_Exercise details_
Copy the entries word for word, from the start through the line containing "svg-text:Laundry: Laundry bbox=[423, 1625, 531, 1665]".

(Layout annotation data)
★ ★ ★

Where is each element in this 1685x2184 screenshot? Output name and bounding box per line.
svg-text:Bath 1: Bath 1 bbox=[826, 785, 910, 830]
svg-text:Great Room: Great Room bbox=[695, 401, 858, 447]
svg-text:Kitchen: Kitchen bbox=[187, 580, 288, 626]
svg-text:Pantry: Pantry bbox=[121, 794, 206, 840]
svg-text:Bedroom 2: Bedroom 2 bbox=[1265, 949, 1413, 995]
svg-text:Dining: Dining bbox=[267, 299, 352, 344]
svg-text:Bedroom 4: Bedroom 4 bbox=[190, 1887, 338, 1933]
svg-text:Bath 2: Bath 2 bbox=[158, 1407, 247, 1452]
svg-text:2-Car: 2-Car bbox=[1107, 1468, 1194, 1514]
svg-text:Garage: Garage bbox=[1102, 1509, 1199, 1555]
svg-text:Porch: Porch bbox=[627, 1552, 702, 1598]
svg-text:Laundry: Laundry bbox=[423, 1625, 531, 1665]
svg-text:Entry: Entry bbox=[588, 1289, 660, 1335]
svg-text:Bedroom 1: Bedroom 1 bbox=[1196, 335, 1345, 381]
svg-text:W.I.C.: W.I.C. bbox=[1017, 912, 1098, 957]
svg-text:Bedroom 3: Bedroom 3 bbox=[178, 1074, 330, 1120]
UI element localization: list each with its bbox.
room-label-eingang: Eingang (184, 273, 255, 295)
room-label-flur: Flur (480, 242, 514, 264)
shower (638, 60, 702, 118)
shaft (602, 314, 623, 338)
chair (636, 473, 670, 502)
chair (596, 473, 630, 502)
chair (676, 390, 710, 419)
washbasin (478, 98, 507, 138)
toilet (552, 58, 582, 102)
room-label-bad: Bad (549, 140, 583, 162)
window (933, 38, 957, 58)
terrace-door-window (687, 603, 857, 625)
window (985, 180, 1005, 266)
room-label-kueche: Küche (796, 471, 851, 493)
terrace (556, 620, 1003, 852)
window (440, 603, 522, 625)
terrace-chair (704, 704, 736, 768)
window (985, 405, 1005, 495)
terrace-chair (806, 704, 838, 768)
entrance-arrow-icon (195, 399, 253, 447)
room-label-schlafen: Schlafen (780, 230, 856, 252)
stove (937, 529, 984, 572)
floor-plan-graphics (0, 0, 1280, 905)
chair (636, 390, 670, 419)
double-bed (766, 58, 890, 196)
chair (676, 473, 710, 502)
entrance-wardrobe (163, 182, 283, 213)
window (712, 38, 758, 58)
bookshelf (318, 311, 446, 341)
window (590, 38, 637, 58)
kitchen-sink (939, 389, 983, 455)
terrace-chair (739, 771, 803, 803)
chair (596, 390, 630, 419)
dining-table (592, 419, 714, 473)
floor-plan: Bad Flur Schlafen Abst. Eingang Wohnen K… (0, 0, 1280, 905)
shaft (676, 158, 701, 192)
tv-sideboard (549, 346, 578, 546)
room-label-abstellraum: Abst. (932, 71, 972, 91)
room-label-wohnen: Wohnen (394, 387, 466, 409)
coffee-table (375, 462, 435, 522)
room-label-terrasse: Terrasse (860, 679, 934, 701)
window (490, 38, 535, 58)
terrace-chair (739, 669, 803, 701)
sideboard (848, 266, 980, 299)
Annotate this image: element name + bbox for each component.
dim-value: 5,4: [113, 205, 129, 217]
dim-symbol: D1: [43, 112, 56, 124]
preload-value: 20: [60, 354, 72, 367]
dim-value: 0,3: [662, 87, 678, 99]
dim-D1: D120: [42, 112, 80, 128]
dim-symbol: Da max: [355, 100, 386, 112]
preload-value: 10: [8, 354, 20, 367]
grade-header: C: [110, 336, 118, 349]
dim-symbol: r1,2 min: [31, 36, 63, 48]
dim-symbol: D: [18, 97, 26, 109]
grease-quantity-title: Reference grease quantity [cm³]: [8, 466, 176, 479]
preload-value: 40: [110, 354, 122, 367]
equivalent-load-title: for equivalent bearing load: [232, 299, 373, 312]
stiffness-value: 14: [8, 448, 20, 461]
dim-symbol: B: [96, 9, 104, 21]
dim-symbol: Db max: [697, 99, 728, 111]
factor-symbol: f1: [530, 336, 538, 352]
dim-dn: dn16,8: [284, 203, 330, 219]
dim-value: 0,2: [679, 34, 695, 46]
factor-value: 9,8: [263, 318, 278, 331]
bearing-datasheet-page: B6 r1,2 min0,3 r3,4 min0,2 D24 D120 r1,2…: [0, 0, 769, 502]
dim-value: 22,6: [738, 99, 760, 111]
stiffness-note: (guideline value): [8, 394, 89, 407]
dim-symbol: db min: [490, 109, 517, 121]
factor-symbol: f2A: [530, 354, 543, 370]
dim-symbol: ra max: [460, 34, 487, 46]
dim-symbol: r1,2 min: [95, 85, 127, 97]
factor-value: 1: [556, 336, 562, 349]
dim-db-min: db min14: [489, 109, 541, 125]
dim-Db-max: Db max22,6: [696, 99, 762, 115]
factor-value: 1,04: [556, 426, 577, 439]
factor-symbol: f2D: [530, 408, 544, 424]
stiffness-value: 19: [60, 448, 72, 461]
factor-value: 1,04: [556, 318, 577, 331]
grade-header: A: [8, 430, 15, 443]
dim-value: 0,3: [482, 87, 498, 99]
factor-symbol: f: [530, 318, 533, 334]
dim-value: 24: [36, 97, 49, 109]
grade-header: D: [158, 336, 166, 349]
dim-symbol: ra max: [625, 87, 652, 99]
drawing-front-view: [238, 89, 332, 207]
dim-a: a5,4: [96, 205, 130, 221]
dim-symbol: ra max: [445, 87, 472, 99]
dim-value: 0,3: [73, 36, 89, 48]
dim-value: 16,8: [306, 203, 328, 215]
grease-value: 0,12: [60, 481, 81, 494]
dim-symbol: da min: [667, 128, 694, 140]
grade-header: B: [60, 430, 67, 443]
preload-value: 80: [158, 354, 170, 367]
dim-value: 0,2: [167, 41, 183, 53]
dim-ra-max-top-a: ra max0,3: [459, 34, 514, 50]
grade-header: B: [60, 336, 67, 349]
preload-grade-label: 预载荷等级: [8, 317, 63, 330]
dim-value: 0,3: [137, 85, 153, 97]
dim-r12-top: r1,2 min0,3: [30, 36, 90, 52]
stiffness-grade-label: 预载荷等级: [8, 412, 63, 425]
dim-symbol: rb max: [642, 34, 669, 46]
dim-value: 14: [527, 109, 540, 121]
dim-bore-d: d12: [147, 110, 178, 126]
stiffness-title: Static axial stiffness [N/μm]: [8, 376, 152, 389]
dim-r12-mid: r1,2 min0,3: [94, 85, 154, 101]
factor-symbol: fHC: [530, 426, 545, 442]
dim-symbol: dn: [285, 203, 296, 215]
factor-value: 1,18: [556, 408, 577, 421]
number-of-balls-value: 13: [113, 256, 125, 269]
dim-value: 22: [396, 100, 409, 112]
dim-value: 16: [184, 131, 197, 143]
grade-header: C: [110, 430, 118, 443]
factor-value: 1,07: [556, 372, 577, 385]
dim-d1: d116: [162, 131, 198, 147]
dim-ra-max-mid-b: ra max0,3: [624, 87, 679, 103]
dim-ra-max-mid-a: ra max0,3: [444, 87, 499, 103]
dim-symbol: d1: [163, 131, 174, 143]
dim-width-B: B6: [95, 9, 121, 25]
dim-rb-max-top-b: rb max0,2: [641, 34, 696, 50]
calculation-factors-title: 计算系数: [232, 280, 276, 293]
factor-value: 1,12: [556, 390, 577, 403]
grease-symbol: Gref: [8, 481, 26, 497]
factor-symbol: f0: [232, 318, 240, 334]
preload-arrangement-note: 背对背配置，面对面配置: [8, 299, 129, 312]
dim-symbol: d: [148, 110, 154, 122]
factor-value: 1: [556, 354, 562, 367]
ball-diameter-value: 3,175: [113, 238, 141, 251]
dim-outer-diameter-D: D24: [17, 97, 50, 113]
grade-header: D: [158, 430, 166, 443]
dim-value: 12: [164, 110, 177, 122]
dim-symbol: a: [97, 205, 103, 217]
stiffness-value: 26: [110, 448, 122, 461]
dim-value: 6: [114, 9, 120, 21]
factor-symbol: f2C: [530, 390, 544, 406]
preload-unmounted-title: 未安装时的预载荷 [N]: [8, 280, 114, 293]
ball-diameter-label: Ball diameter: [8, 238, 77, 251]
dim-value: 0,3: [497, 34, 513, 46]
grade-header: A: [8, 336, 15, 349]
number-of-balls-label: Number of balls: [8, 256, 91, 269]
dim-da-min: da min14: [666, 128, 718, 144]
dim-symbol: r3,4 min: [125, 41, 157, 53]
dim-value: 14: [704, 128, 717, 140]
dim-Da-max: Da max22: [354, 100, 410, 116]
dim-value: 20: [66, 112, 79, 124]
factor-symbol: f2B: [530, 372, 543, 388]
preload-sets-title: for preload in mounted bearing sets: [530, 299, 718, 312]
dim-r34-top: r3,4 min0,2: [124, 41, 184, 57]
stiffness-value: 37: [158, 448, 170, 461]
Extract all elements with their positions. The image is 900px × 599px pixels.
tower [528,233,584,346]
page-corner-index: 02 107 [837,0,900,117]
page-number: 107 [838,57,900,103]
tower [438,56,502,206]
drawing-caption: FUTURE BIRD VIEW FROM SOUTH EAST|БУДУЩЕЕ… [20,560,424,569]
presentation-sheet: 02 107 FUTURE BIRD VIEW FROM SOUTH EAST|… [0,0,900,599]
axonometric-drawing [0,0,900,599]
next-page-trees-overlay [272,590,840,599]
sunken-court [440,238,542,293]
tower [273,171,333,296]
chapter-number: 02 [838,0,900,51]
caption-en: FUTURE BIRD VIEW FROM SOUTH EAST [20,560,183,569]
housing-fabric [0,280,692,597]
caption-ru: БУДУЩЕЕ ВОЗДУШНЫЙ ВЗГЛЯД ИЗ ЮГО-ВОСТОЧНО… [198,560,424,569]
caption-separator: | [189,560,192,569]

★ ★ ★

_Solution below_
Where is each element in this 1685x2184 screenshot? Output name and bounding box per line.
svg-text:Bath 1: Bath 1 bbox=[826, 785, 910, 830]
svg-text:Great Room: Great Room bbox=[695, 401, 858, 447]
svg-text:Kitchen: Kitchen bbox=[187, 580, 288, 626]
svg-text:Pantry: Pantry bbox=[121, 794, 206, 840]
svg-text:Bedroom 2: Bedroom 2 bbox=[1265, 949, 1413, 995]
svg-text:Dining: Dining bbox=[267, 299, 352, 344]
svg-text:Bedroom 4: Bedroom 4 bbox=[190, 1887, 338, 1933]
svg-text:Bath 2: Bath 2 bbox=[158, 1407, 247, 1452]
svg-text:2-Car: 2-Car bbox=[1107, 1468, 1194, 1514]
svg-text:Garage: Garage bbox=[1102, 1509, 1199, 1555]
svg-text:Porch: Porch bbox=[627, 1552, 702, 1598]
svg-text:Laundry: Laundry bbox=[423, 1625, 531, 1665]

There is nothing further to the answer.